§ PROBLEM REQUIREMENTS:
Would you extract the whole listing below and retype it exactly?

§ PROVIDED DATA:
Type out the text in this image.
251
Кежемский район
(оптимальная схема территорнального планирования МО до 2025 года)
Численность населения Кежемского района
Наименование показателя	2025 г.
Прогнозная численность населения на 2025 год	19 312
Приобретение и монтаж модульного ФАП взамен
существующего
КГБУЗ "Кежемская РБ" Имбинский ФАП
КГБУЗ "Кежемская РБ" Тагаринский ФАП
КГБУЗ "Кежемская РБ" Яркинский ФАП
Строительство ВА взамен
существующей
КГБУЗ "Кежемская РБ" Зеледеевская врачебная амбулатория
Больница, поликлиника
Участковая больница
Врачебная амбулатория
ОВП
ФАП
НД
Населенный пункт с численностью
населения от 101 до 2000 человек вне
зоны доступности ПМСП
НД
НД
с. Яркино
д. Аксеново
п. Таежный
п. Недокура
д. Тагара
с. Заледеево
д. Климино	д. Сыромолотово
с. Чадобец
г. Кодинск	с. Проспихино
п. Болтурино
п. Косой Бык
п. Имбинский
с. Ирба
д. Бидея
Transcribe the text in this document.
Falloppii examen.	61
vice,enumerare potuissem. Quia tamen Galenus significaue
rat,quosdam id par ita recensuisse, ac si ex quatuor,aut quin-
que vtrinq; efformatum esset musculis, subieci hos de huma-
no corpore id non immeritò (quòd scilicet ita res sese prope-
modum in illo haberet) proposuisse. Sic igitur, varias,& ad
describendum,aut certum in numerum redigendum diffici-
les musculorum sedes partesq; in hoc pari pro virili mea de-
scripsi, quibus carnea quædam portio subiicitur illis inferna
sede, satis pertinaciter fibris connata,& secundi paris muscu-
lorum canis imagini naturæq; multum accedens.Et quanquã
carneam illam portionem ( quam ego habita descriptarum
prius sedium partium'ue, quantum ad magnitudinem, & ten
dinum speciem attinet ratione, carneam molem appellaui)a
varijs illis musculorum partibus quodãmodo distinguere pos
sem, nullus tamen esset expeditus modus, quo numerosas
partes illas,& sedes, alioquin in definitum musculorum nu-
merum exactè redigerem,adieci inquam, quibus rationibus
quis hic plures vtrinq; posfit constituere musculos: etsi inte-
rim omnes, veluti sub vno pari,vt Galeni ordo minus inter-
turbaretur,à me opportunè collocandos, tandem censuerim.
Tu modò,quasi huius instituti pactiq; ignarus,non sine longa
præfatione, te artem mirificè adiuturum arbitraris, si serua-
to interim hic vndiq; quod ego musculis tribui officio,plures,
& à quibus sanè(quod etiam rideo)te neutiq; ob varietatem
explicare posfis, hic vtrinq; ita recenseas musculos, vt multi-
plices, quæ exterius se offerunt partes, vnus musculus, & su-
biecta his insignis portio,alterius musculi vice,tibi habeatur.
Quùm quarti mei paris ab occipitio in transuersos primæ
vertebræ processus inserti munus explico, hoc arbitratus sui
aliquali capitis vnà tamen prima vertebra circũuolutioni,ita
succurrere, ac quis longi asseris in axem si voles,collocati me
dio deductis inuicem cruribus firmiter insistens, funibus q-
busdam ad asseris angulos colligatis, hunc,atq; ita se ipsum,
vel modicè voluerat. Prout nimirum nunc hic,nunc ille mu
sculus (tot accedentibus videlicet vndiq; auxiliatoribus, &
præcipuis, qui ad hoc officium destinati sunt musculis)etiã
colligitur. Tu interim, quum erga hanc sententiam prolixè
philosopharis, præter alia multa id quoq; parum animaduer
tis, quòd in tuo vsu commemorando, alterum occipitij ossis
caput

§ SOLUTION FOR THIS PROBLEM:
Type out the text in this image.
251
Кежемский район
(оптимальная схема территорнального планирования МО до 2025 года)
Численность населения Кежемского района
Наименование показателя	2025 г.
Прогнозная численность населения на 2025 год	19 312
Приобретение и монтаж модульного ФАП взамен
существующего
КГБУЗ "Кежемская РБ" Имбинский ФАП
КГБУЗ "Кежемская РБ" Тагаринский ФАП
КГБУЗ "Кежемская РБ" Яркинский ФАП
Строительство ВА взамен
существующей
КГБУЗ "Кежемская РБ" Зеледеевская врачебная амбулатория
Больница, поликлиника
Участковая больница
Врачебная амбулатория
ОВП
ФАП
НД
Населенный пункт с численностью
населения от 101 до 2000 человек вне
зоны доступности ПМСП
НД
НД
с. Яркино
д. Аксеново
п. Таежный
п. Недокура
д. Тагара
с. Заледеево
д. Климино	д. Сыромолотово
с. Чадобец
г. Кодинск	с. Проспихино
п. Болтурино
п. Косой Бык
п. Имбинский
с. Ирба
д. Бидея
Transcribe the text in this document.
Falloppii examen.	61
vice,enumerare potuissem. Quia tamen Galenus significaue
rat,quosdam id par ita recensuisse, ac si ex quatuor,aut quin-
que vtrinq; efformatum esset musculis, subieci hos de huma-
no corpore id non immeritò (quòd scilicet ita res sese prope-
modum in illo haberet) proposuisse. Sic igitur, varias,& ad
describendum,aut certum in numerum redigendum diffici-
les musculorum sedes partesq; in hoc pari pro virili mea de-
scripsi, quibus carnea quædam portio subiicitur illis inferna
sede, satis pertinaciter fibris connata,& secundi paris muscu-
lorum canis imagini naturæq; multum accedens.Et quanquã
carneam illam portionem ( quam ego habita descriptarum
prius sedium partium'ue, quantum ad magnitudinem, & ten
dinum speciem attinet ratione, carneam molem appellaui)a
varijs illis musculorum partibus quodãmodo distinguere pos
sem, nullus tamen esset expeditus modus, quo numerosas
partes illas,& sedes, alioquin in definitum musculorum nu-
merum exactè redigerem,adieci inquam, quibus rationibus
quis hic plures vtrinq; posfit constituere musculos: etsi inte-
rim omnes, veluti sub vno pari,vt Galeni ordo minus inter-
turbaretur,à me opportunè collocandos, tandem censuerim.
Tu modò,quasi huius instituti pactiq; ignarus,non sine longa
præfatione, te artem mirificè adiuturum arbitraris, si serua-
to interim hic vndiq; quod ego musculis tribui officio,plures,
& à quibus sanè(quod etiam rideo)te neutiq; ob varietatem
explicare posfis, hic vtrinq; ita recenseas musculos, vt multi-
plices, quæ exterius se offerunt partes, vnus musculus, & su-
biecta his insignis portio,alterius musculi vice,tibi habeatur.
Quùm quarti mei paris ab occipitio in transuersos primæ
vertebræ processus inserti munus explico, hoc arbitratus sui
aliquali capitis vnà tamen prima vertebra circũuolutioni,ita
succurrere, ac quis longi asseris in axem si voles,collocati me
dio deductis inuicem cruribus firmiter insistens, funibus q-
busdam ad asseris angulos colligatis, hunc,atq; ita se ipsum,
vel modicè voluerat. Prout nimirum nunc hic,nunc ille mu
sculus (tot accedentibus videlicet vndiq; auxiliatoribus, &
præcipuis, qui ad hoc officium destinati sunt musculis)etiã
colligitur. Tu interim, quum erga hanc sententiam prolixè
philosopharis, præter alia multa id quoq; parum animaduer
tis, quòd in tuo vsu commemorando, alterum occipitij ossis
caput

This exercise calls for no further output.